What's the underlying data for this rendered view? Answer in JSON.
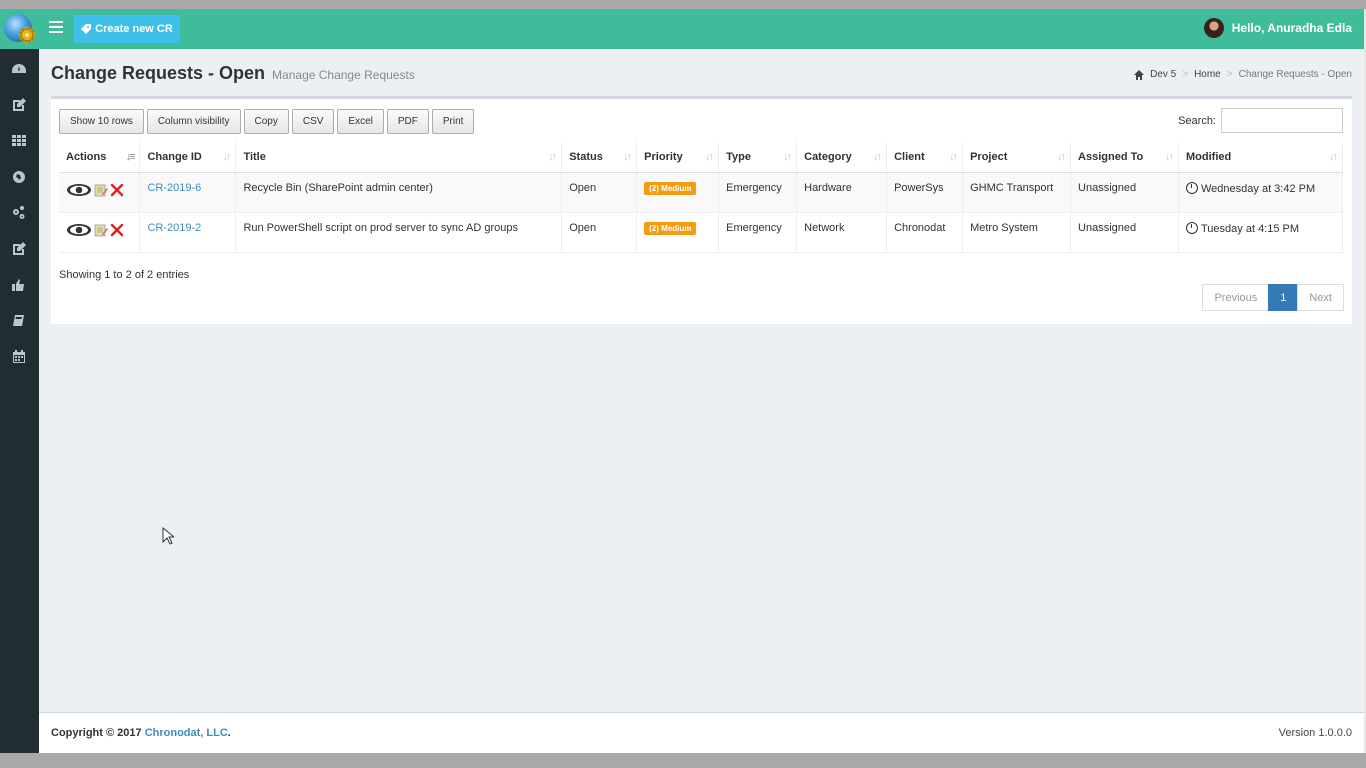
{
  "topbar": {
    "create_label": "Create new CR",
    "greeting": "Hello, Anuradha Edla"
  },
  "sidebar": {
    "icons": [
      "dashboard-icon",
      "edit-icon",
      "grid-icon",
      "globe-icon",
      "cogs-icon",
      "edit-icon",
      "thumbs-up-icon",
      "book-icon",
      "calendar-icon"
    ]
  },
  "page": {
    "title": "Change Requests - Open",
    "subtitle": "Manage Change Requests"
  },
  "breadcrumb": {
    "items": [
      "Dev 5",
      "Home",
      "Change Requests - Open"
    ]
  },
  "toolbar": {
    "buttons": [
      "Show 10 rows",
      "Column visibility",
      "Copy",
      "CSV",
      "Excel",
      "PDF",
      "Print"
    ],
    "search_label": "Search:",
    "search_value": ""
  },
  "table": {
    "columns": [
      "Actions",
      "Change ID",
      "Title",
      "Status",
      "Priority",
      "Type",
      "Category",
      "Client",
      "Project",
      "Assigned To",
      "Modified"
    ],
    "rows": [
      {
        "id": "CR-2019-6",
        "title": "Recycle Bin (SharePoint admin center)",
        "status": "Open",
        "priority": "(2) Medium",
        "type": "Emergency",
        "category": "Hardware",
        "client": "PowerSys",
        "project": "GHMC Transport",
        "assigned": "Unassigned",
        "modified": "Wednesday at 3:42 PM"
      },
      {
        "id": "CR-2019-2",
        "title": "Run PowerShell script on prod server to sync AD groups",
        "status": "Open",
        "priority": "(2) Medium",
        "type": "Emergency",
        "category": "Network",
        "client": "Chronodat",
        "project": "Metro System",
        "assigned": "Unassigned",
        "modified": "Tuesday at 4:15 PM"
      }
    ]
  },
  "info": "Showing 1 to 2 of 2 entries",
  "pager": {
    "previous": "Previous",
    "current": "1",
    "next": "Next"
  },
  "footer": {
    "copyright": "Copyright © 2017 ",
    "company": "Chronodat, LLC",
    "period": ".",
    "version": "Version 1.0.0.0"
  },
  "colors": {
    "accent": "#3fbd9a",
    "button": "#3ec1e9",
    "sidebar": "#222d32",
    "badge": "#f39c12",
    "link": "#3c8dbc"
  }
}
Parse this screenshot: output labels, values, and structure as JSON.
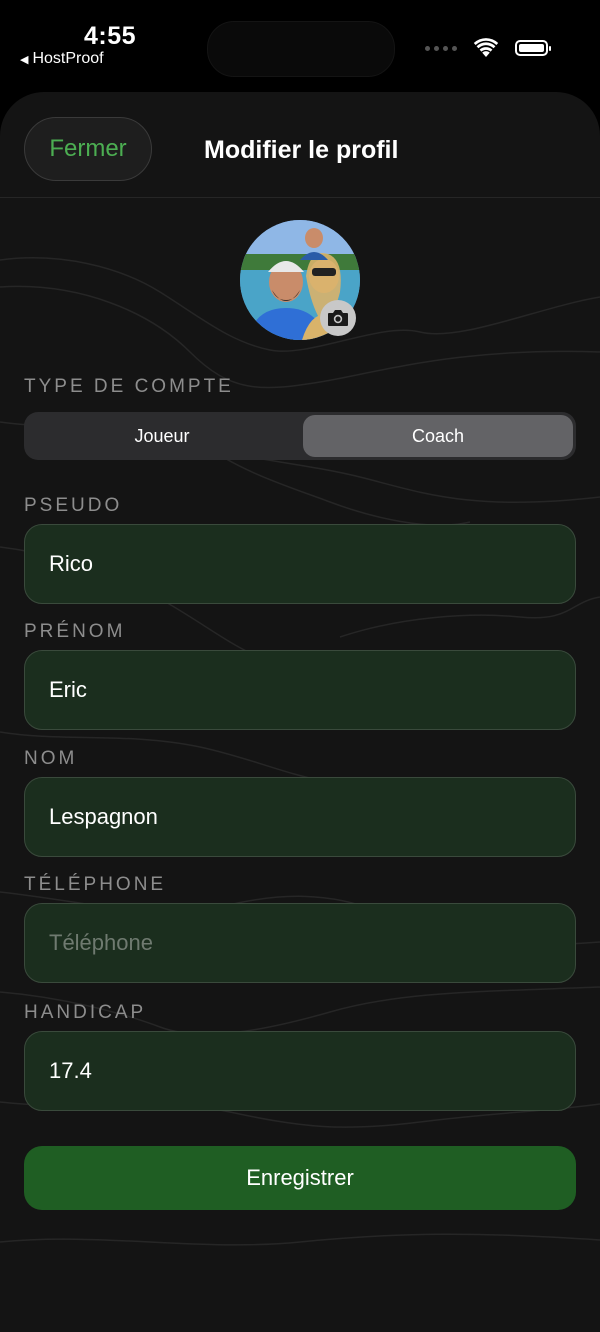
{
  "status_bar": {
    "time": "4:55",
    "back_app": "HostProof"
  },
  "header": {
    "close_label": "Fermer",
    "title": "Modifier le profil"
  },
  "colors": {
    "accent": "#4cae52",
    "field_bg": "#1b2e1e",
    "save_bg": "#1f5e23",
    "sheet_bg": "#141414"
  },
  "account_type": {
    "label": "TYPE DE COMPTE",
    "options": [
      "Joueur",
      "Coach"
    ],
    "selected": "Coach"
  },
  "fields": {
    "pseudo": {
      "label": "PSEUDO",
      "value": "Rico",
      "placeholder": ""
    },
    "prenom": {
      "label": "PRÉNOM",
      "value": "Eric",
      "placeholder": ""
    },
    "nom": {
      "label": "NOM",
      "value": "Lespagnon",
      "placeholder": ""
    },
    "telephone": {
      "label": "TÉLÉPHONE",
      "value": "",
      "placeholder": "Téléphone"
    },
    "handicap": {
      "label": "HANDICAP",
      "value": "17.4",
      "placeholder": ""
    }
  },
  "actions": {
    "save_label": "Enregistrer"
  },
  "icons": {
    "avatar": "profile-photo",
    "camera": "camera-icon",
    "wifi": "wifi-icon",
    "battery": "battery-icon",
    "back": "back-triangle-icon"
  }
}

----------

■ Goal:
Copy each line above precisely, dropping the pictures.

■ Response to the task:
What's the underlying data for this rendered view? Answer in JSON.
{
  "topbar": {
    "create_label": "Create new CR",
    "greeting": "Hello, Anuradha Edla"
  },
  "sidebar": {
    "icons": [
      "dashboard-icon",
      "edit-icon",
      "grid-icon",
      "globe-icon",
      "cogs-icon",
      "edit-icon",
      "thumbs-up-icon",
      "book-icon",
      "calendar-icon"
    ]
  },
  "page": {
    "title": "Change Requests - Open",
    "subtitle": "Manage Change Requests"
  },
  "breadcrumb": {
    "items": [
      "Dev 5",
      "Home",
      "Change Requests - Open"
    ]
  },
  "toolbar": {
    "buttons": [
      "Show 10 rows",
      "Column visibility",
      "Copy",
      "CSV",
      "Excel",
      "PDF",
      "Print"
    ],
    "search_label": "Search:",
    "search_value": ""
  },
  "table": {
    "columns": [
      "Actions",
      "Change ID",
      "Title",
      "Status",
      "Priority",
      "Type",
      "Category",
      "Client",
      "Project",
      "Assigned To",
      "Modified"
    ],
    "rows": [
      {
        "id": "CR-2019-6",
        "title": "Recycle Bin (SharePoint admin center)",
        "status": "Open",
        "priority": "(2) Medium",
        "type": "Emergency",
        "category": "Hardware",
        "client": "PowerSys",
        "project": "GHMC Transport",
        "assigned": "Unassigned",
        "modified": "Wednesday at 3:42 PM"
      },
      {
        "id": "CR-2019-2",
        "title": "Run PowerShell script on prod server to sync AD groups",
        "status": "Open",
        "priority": "(2) Medium",
        "type": "Emergency",
        "category": "Network",
        "client": "Chronodat",
        "project": "Metro System",
        "assigned": "Unassigned",
        "modified": "Tuesday at 4:15 PM"
      }
    ]
  },
  "info": "Showing 1 to 2 of 2 entries",
  "pager": {
    "previous": "Previous",
    "current": "1",
    "next": "Next"
  },
  "footer": {
    "copyright": "Copyright © 2017 ",
    "company": "Chronodat, LLC",
    "period": ".",
    "version": "Version 1.0.0.0"
  },
  "colors": {
    "accent": "#3fbd9a",
    "button": "#3ec1e9",
    "sidebar": "#222d32",
    "badge": "#f39c12",
    "link": "#3c8dbc"
  }
}
Parse this screenshot: output labels, values, and structure as JSON.
{
  "status_bar": {
    "time": "4:55",
    "back_app": "HostProof"
  },
  "header": {
    "close_label": "Fermer",
    "title": "Modifier le profil"
  },
  "colors": {
    "accent": "#4cae52",
    "field_bg": "#1b2e1e",
    "save_bg": "#1f5e23",
    "sheet_bg": "#141414"
  },
  "account_type": {
    "label": "TYPE DE COMPTE",
    "options": [
      "Joueur",
      "Coach"
    ],
    "selected": "Coach"
  },
  "fields": {
    "pseudo": {
      "label": "PSEUDO",
      "value": "Rico",
      "placeholder": ""
    },
    "prenom": {
      "label": "PRÉNOM",
      "value": "Eric",
      "placeholder": ""
    },
    "nom": {
      "label": "NOM",
      "value": "Lespagnon",
      "placeholder": ""
    },
    "telephone": {
      "label": "TÉLÉPHONE",
      "value": "",
      "placeholder": "Téléphone"
    },
    "handicap": {
      "label": "HANDICAP",
      "value": "17.4",
      "placeholder": ""
    }
  },
  "actions": {
    "save_label": "Enregistrer"
  },
  "icons": {
    "avatar": "profile-photo",
    "camera": "camera-icon",
    "wifi": "wifi-icon",
    "battery": "battery-icon",
    "back": "back-triangle-icon"
  }
}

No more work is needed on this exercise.